What you need to do:
Return each line of the material that contains the string "layer". Matching is case-sensitive.

Records for the task:
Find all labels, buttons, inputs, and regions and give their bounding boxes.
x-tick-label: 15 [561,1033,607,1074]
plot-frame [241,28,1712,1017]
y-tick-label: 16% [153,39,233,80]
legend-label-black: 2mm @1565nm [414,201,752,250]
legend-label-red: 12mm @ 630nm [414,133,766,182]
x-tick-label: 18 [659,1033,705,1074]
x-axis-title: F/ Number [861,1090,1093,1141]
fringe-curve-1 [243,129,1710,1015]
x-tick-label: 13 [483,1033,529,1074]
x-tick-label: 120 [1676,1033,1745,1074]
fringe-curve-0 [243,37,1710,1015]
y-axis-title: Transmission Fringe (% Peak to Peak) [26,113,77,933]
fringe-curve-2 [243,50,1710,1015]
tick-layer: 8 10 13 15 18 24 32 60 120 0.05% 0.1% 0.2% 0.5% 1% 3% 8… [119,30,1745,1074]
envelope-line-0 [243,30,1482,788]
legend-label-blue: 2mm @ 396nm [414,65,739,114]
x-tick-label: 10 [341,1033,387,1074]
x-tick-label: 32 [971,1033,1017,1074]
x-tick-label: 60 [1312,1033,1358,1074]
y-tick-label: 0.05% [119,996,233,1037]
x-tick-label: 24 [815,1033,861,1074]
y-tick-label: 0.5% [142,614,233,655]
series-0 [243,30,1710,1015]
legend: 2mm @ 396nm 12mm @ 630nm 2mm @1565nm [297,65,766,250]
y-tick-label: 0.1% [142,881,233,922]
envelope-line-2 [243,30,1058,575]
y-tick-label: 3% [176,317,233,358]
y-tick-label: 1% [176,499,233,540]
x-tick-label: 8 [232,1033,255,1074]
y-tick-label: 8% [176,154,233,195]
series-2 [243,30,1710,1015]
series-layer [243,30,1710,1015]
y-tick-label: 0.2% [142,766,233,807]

Complete output:
tick-layer: 8 10 13 15 18 24 32 60 120 0.05% 0.1% 0.2% 0.5% 1% 3% 8… [119,30,1745,1074]
series-layer [243,30,1710,1015]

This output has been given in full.